EXERCISE BRIEF → Reproduce every one of the following lines verbatim, omitting the pictures.

══ SOURCE MATERIAL ══

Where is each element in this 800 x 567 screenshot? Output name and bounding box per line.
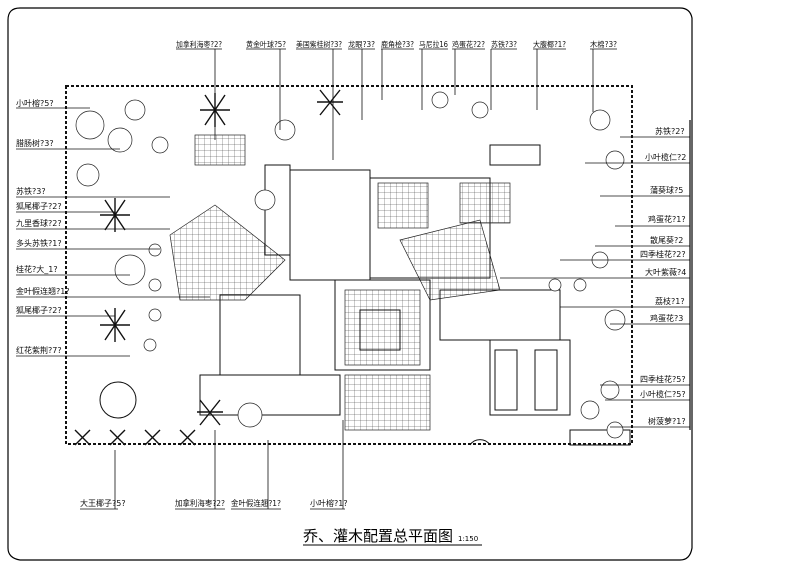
top-labels: 加拿利海枣?2? 黄金叶球?5? 美国紫桂树?3? 龙眼?3? 鹿角桧?3? 马… — [176, 39, 617, 160]
label-right-2: 蒲葵球?5 — [650, 185, 683, 195]
label-left-2: 苏铁?3? — [16, 186, 46, 196]
label-right-4: 散尾葵?2 — [650, 235, 683, 245]
tree-symbols — [75, 91, 626, 439]
label-right-10: 小叶榄仁?5? — [640, 389, 686, 399]
label-bottom-0: 大王椰子?5? — [80, 498, 126, 508]
building-plan — [99, 134, 631, 446]
label-top-3: 龙眼?3? — [348, 39, 375, 49]
label-left-1: 腊肠树?3? — [16, 138, 54, 148]
label-left-8: 狐尾椰子?2? — [16, 305, 62, 315]
label-right-0: 苏铁?2? — [655, 126, 685, 136]
label-right-6: 大叶紫薇?4 — [645, 267, 686, 277]
label-top-1: 黄金叶球?5? — [246, 39, 286, 49]
site-boundary — [65, 85, 633, 445]
label-top-5: 马尼拉16 — [419, 39, 448, 49]
label-right-3: 鸡蛋花?1? — [648, 214, 686, 224]
label-top-4: 鹿角桧?3? — [381, 39, 414, 49]
label-top-9: 木棉?3? — [590, 39, 617, 49]
label-left-7: 金叶假连翘?1? — [16, 286, 70, 296]
label-top-2: 美国紫桂树?3? — [296, 39, 342, 49]
right-labels: 苏铁?2? 小叶榄仁?2 蒲葵球?5 鸡蛋花?1? 散尾葵?2 四季桂花?2? … — [500, 126, 690, 428]
label-right-9: 四季桂花?5? — [640, 374, 686, 384]
label-top-0: 加拿利海枣?2? — [176, 39, 222, 49]
label-bottom-3: 小叶榕?1? — [310, 498, 348, 508]
label-left-9: 红花紫荆?7? — [16, 345, 62, 355]
label-right-7: 荔枝?1? — [655, 296, 685, 306]
label-top-6: 鸡蛋花?2? — [452, 39, 485, 49]
drawing-scale: 1:150 — [458, 535, 478, 543]
label-right-5: 四季桂花?2? — [640, 249, 686, 259]
label-bottom-1: 加拿利海枣?2? — [175, 498, 225, 508]
label-right-8: 鸡蛋花?3 — [650, 313, 683, 323]
label-left-6: 桂花?大_1? — [16, 264, 58, 274]
label-left-3: 狐尾椰子?2? — [16, 201, 62, 211]
bottom-labels: 大王椰子?5? 加拿利海枣?2? 金叶假连翘?1? 小叶榕?1? — [80, 420, 348, 510]
label-top-7: 苏铁?3? — [491, 39, 517, 49]
label-left-4: 九里香球?2? — [16, 218, 62, 228]
drawing-frame — [7, 7, 693, 561]
label-right-1: 小叶榄仁?2 — [645, 152, 686, 162]
left-labels: 小叶榕?5? 腊肠树?3? 苏铁?3? 狐尾椰子?2? 九里香球?2? 多头苏铁… — [16, 98, 210, 357]
label-right-11: 树菠萝?1? — [648, 416, 686, 426]
label-left-5: 多头苏铁?1? — [16, 238, 62, 248]
label-left-0: 小叶榕?5? — [16, 98, 54, 108]
label-top-8: 大腹椰?1? — [533, 39, 566, 49]
label-bottom-2: 金叶假连翘?1? — [231, 498, 281, 508]
drawing-title: 乔、灌木配置总平面图 — [303, 527, 453, 545]
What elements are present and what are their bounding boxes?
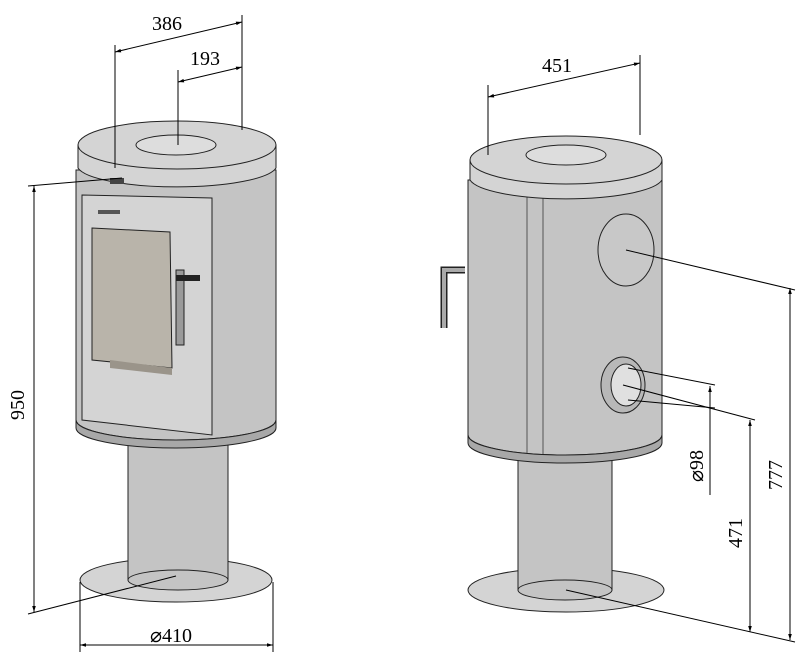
dimension-outlet-diameter: ⌀98 — [686, 450, 708, 482]
side-view-stove — [440, 135, 665, 613]
dimension-flue-offset: 193 — [190, 48, 220, 70]
outlet-opening — [610, 363, 642, 407]
dimension-top-width: 386 — [152, 13, 182, 35]
bottom-band — [75, 419, 277, 449]
brand-logo — [98, 210, 120, 214]
dimension-outlet-height: 471 — [725, 518, 747, 548]
dimension-depth: 451 — [542, 55, 572, 77]
air-control — [110, 178, 124, 184]
window-glass — [91, 227, 173, 369]
top-flue-ring — [525, 144, 607, 166]
pedestal-bottom — [127, 569, 229, 591]
pedestal — [127, 429, 229, 581]
side-handle-icon — [440, 266, 465, 328]
top-flue-ring — [135, 134, 217, 156]
front-dimensions: 386 193 950 ⌀410 — [7, 13, 274, 652]
door-handle-icon — [175, 269, 185, 346]
firebox-floor — [110, 360, 172, 375]
pedestal — [517, 439, 613, 591]
dimension-height: 950 — [7, 390, 29, 420]
front-view-stove — [75, 120, 277, 603]
side-dimensions: 451 777 ⌀98 471 — [487, 55, 796, 643]
dimension-base-diameter: ⌀410 — [150, 625, 192, 647]
dimension-flue-height: 777 — [765, 460, 787, 490]
bottom-band — [467, 434, 663, 464]
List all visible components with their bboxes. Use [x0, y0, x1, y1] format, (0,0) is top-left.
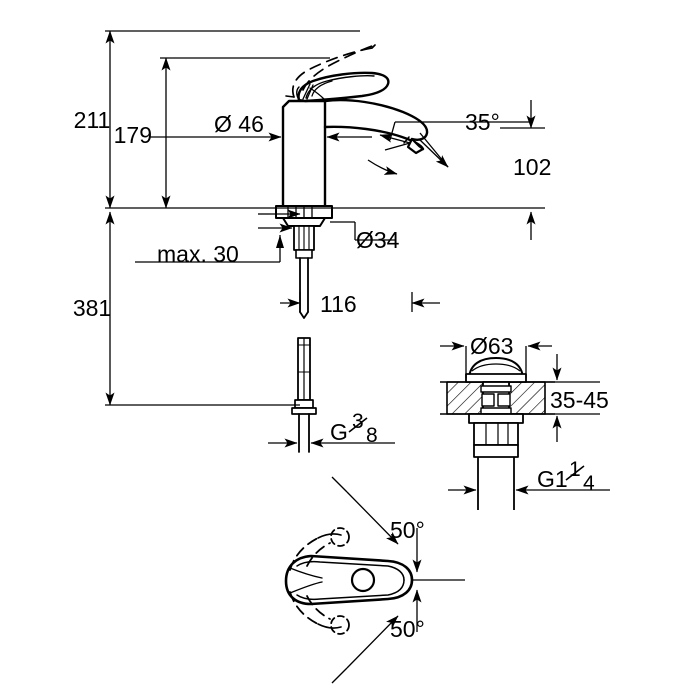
faucet-elevation	[275, 44, 429, 453]
dim-d34-text: Ø34	[356, 227, 400, 253]
dim-d46-text: Ø 46	[214, 111, 264, 137]
dim-g38-letter: G	[330, 419, 348, 445]
dim-g38-denominator: 8	[366, 424, 378, 447]
aerator-outlet-rotated-down	[330, 615, 350, 635]
dim-g38-text-group: G 3 8	[330, 410, 378, 447]
dim-50deg-upper-text: 50°	[390, 517, 425, 543]
dim-116-text: 116	[320, 291, 357, 317]
dimension-lines-main	[105, 30, 545, 448]
drain-detail	[440, 357, 555, 510]
dim-d63-text: Ø63	[470, 333, 513, 359]
dim-50deg-upper-leader	[346, 491, 399, 545]
dim-35deg-text: 35°	[465, 109, 500, 135]
swivel-top-view	[284, 527, 414, 635]
dim-50deg-lower-text: 50°	[390, 616, 425, 642]
dim-179-text: 179	[114, 122, 152, 148]
dim-g114-letter: G1	[537, 466, 568, 492]
dim-g114-numerator: 1	[569, 458, 581, 481]
aerator-outlet	[350, 567, 376, 593]
dimension-lines-swivel	[331, 476, 465, 684]
dim-102-text: 102	[513, 154, 551, 180]
dim-max30-text: max. 30	[157, 241, 239, 267]
dim-g38-numerator: 3	[352, 410, 364, 433]
dimension-lines-drain	[440, 341, 610, 495]
dim-211-text: 211	[74, 107, 111, 133]
dim-50deg-lower-leader	[346, 615, 399, 669]
dim-3545-text: 35-45	[550, 387, 609, 413]
dim-381-text: 381	[73, 295, 111, 321]
dim-g114-denominator: 4	[583, 472, 595, 495]
counter-slab-left	[446, 381, 484, 415]
dim-g114-text-group: G1 1 4	[537, 458, 595, 495]
dim-35deg-leader	[419, 139, 449, 168]
counter-slab-right	[508, 381, 546, 415]
aerator-outlet-rotated-up	[330, 527, 350, 547]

═══

WORKED ANSWER →
Where is each element in this 800 x 567 screenshot? Output name and bounding box per line.
top-labels: 加拿利海枣?2? 黄金叶球?5? 美国紫桂树?3? 龙眼?3? 鹿角桧?3? 马… — [176, 39, 617, 160]
label-right-2: 蒲葵球?5 — [650, 185, 683, 195]
label-left-2: 苏铁?3? — [16, 186, 46, 196]
label-right-4: 散尾葵?2 — [650, 235, 683, 245]
tree-symbols — [75, 91, 626, 439]
label-right-10: 小叶榄仁?5? — [640, 389, 686, 399]
label-bottom-0: 大王椰子?5? — [80, 498, 126, 508]
building-plan — [99, 134, 631, 446]
label-top-3: 龙眼?3? — [348, 39, 375, 49]
label-left-1: 腊肠树?3? — [16, 138, 54, 148]
label-left-8: 狐尾椰子?2? — [16, 305, 62, 315]
label-right-0: 苏铁?2? — [655, 126, 685, 136]
label-right-6: 大叶紫薇?4 — [645, 267, 686, 277]
label-top-1: 黄金叶球?5? — [246, 39, 286, 49]
site-boundary — [65, 85, 633, 445]
label-top-5: 马尼拉16 — [419, 39, 448, 49]
label-right-3: 鸡蛋花?1? — [648, 214, 686, 224]
label-top-4: 鹿角桧?3? — [381, 39, 414, 49]
label-top-9: 木棉?3? — [590, 39, 617, 49]
label-left-7: 金叶假连翘?1? — [16, 286, 70, 296]
label-top-2: 美国紫桂树?3? — [296, 39, 342, 49]
right-labels: 苏铁?2? 小叶榄仁?2 蒲葵球?5 鸡蛋花?1? 散尾葵?2 四季桂花?2? … — [500, 126, 690, 428]
label-right-9: 四季桂花?5? — [640, 374, 686, 384]
label-top-0: 加拿利海枣?2? — [176, 39, 222, 49]
label-bottom-3: 小叶榕?1? — [310, 498, 348, 508]
label-left-9: 红花紫荆?7? — [16, 345, 62, 355]
label-right-7: 荔枝?1? — [655, 296, 685, 306]
label-top-6: 鸡蛋花?2? — [452, 39, 485, 49]
drawing-scale: 1:150 — [458, 535, 478, 543]
label-right-5: 四季桂花?2? — [640, 249, 686, 259]
label-bottom-1: 加拿利海枣?2? — [175, 498, 225, 508]
label-right-8: 鸡蛋花?3 — [650, 313, 683, 323]
label-left-6: 桂花?大_1? — [16, 264, 58, 274]
label-left-3: 狐尾椰子?2? — [16, 201, 62, 211]
bottom-labels: 大王椰子?5? 加拿利海枣?2? 金叶假连翘?1? 小叶榕?1? — [80, 420, 348, 510]
label-top-7: 苏铁?3? — [491, 39, 517, 49]
label-left-4: 九里香球?2? — [16, 218, 62, 228]
drawing-frame — [7, 7, 693, 561]
label-right-1: 小叶榄仁?2 — [645, 152, 686, 162]
left-labels: 小叶榕?5? 腊肠树?3? 苏铁?3? 狐尾椰子?2? 九里香球?2? 多头苏铁… — [16, 98, 210, 357]
label-right-11: 树菠萝?1? — [648, 416, 686, 426]
label-left-5: 多头苏铁?1? — [16, 238, 62, 248]
label-left-0: 小叶榕?5? — [16, 98, 54, 108]
label-top-8: 大腹椰?1? — [533, 39, 566, 49]
label-bottom-2: 金叶假连翘?1? — [231, 498, 281, 508]
drawing-title: 乔、灌木配置总平面图 — [303, 527, 453, 545]
What elements are present and what are their bounding boxes?
dimension-outlet-diameter: ⌀98 — [686, 450, 708, 482]
side-view-stove — [440, 135, 665, 613]
dimension-flue-offset: 193 — [190, 48, 220, 70]
outlet-opening — [610, 363, 642, 407]
dimension-top-width: 386 — [152, 13, 182, 35]
bottom-band — [75, 419, 277, 449]
brand-logo — [98, 210, 120, 214]
dimension-outlet-height: 471 — [725, 518, 747, 548]
dimension-depth: 451 — [542, 55, 572, 77]
air-control — [110, 178, 124, 184]
window-glass — [91, 227, 173, 369]
top-flue-ring — [525, 144, 607, 166]
pedestal-bottom — [127, 569, 229, 591]
pedestal — [127, 429, 229, 581]
side-handle-icon — [440, 266, 465, 328]
top-flue-ring — [135, 134, 217, 156]
front-dimensions: 386 193 950 ⌀410 — [7, 13, 274, 652]
door-handle-icon — [175, 269, 185, 346]
firebox-floor — [110, 360, 172, 375]
pedestal — [517, 439, 613, 591]
dimension-height: 950 — [7, 390, 29, 420]
front-view-stove — [75, 120, 277, 603]
side-dimensions: 451 777 ⌀98 471 — [487, 55, 796, 643]
dimension-base-diameter: ⌀410 — [150, 625, 192, 647]
dimension-flue-height: 777 — [765, 460, 787, 490]
bottom-band — [467, 434, 663, 464]
List all visible components with their bboxes. Use [x0, y0, x1, y1] format, (0,0) is top-left.
faucet-elevation	[275, 44, 429, 453]
dim-d34-text: Ø34	[356, 227, 400, 253]
dim-d46-text: Ø 46	[214, 111, 264, 137]
dim-g38-letter: G	[330, 419, 348, 445]
dim-g38-denominator: 8	[366, 424, 378, 447]
aerator-outlet-rotated-down	[330, 615, 350, 635]
dim-g38-text-group: G 3 8	[330, 410, 378, 447]
dim-50deg-upper-text: 50°	[390, 517, 425, 543]
dim-116-text: 116	[320, 291, 357, 317]
dimension-lines-main	[105, 30, 545, 448]
drain-detail	[440, 357, 555, 510]
dim-d63-text: Ø63	[470, 333, 513, 359]
dim-50deg-upper-leader	[346, 491, 399, 545]
dim-35deg-text: 35°	[465, 109, 500, 135]
swivel-top-view	[284, 527, 414, 635]
dim-50deg-lower-text: 50°	[390, 616, 425, 642]
dim-179-text: 179	[114, 122, 152, 148]
dim-g114-letter: G1	[537, 466, 568, 492]
dim-g114-numerator: 1	[569, 458, 581, 481]
aerator-outlet	[350, 567, 376, 593]
dimension-lines-swivel	[331, 476, 465, 684]
dim-102-text: 102	[513, 154, 551, 180]
dim-max30-text: max. 30	[157, 241, 239, 267]
dim-g38-numerator: 3	[352, 410, 364, 433]
dimension-lines-drain	[440, 341, 610, 495]
dim-211-text: 211	[74, 107, 111, 133]
dim-50deg-lower-leader	[346, 615, 399, 669]
dim-3545-text: 35-45	[550, 387, 609, 413]
dim-381-text: 381	[73, 295, 111, 321]
dim-g114-denominator: 4	[583, 472, 595, 495]
counter-slab-left	[446, 381, 484, 415]
dim-g114-text-group: G1 1 4	[537, 458, 595, 495]
dim-35deg-leader	[419, 139, 449, 168]
counter-slab-right	[508, 381, 546, 415]
aerator-outlet-rotated-up	[330, 527, 350, 547]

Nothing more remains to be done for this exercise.